- _SET EXERCISE_: Output all lines exactly.

- _Saved entries_:
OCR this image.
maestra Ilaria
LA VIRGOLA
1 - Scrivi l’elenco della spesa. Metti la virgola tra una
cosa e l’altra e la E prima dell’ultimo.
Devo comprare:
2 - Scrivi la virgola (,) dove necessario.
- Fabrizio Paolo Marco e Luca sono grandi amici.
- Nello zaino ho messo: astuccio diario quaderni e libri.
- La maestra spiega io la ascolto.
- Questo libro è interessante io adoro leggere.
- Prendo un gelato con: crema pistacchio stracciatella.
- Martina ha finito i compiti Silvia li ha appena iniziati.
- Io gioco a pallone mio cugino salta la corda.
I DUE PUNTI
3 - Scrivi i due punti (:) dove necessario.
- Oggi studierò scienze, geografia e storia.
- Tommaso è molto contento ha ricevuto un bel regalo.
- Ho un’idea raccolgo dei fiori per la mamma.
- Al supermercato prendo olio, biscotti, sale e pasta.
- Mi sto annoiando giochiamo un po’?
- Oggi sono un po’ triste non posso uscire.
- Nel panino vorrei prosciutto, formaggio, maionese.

- _FULL ANSWER_:
OCR this image.
maestra Ilaria
LA VIRGOLA
1 - Scrivi l’elenco della spesa. Metti la virgola tra una
cosa e l’altra e la E prima dell’ultimo.
Devo comprare:
2 - Scrivi la virgola (,) dove necessario.
- Fabrizio Paolo Marco e Luca sono grandi amici.
- Nello zaino ho messo: astuccio diario quaderni e libri.
- La maestra spiega io la ascolto.
- Questo libro è interessante io adoro leggere.
- Prendo un gelato con: crema pistacchio stracciatella.
- Martina ha finito i compiti Silvia li ha appena iniziati.
- Io gioco a pallone mio cugino salta la corda.
I DUE PUNTI
3 - Scrivi i due punti (:) dove necessario.
- Oggi studierò scienze, geografia e storia.
- Tommaso è molto contento ha ricevuto un bel regalo.
- Ho un’idea raccolgo dei fiori per la mamma.
- Al supermercato prendo olio, biscotti, sale e pasta.
- Mi sto annoiando giochiamo un po’?
- Oggi sono un po’ triste non posso uscire.
- Nel panino vorrei prosciutto, formaggio, maionese.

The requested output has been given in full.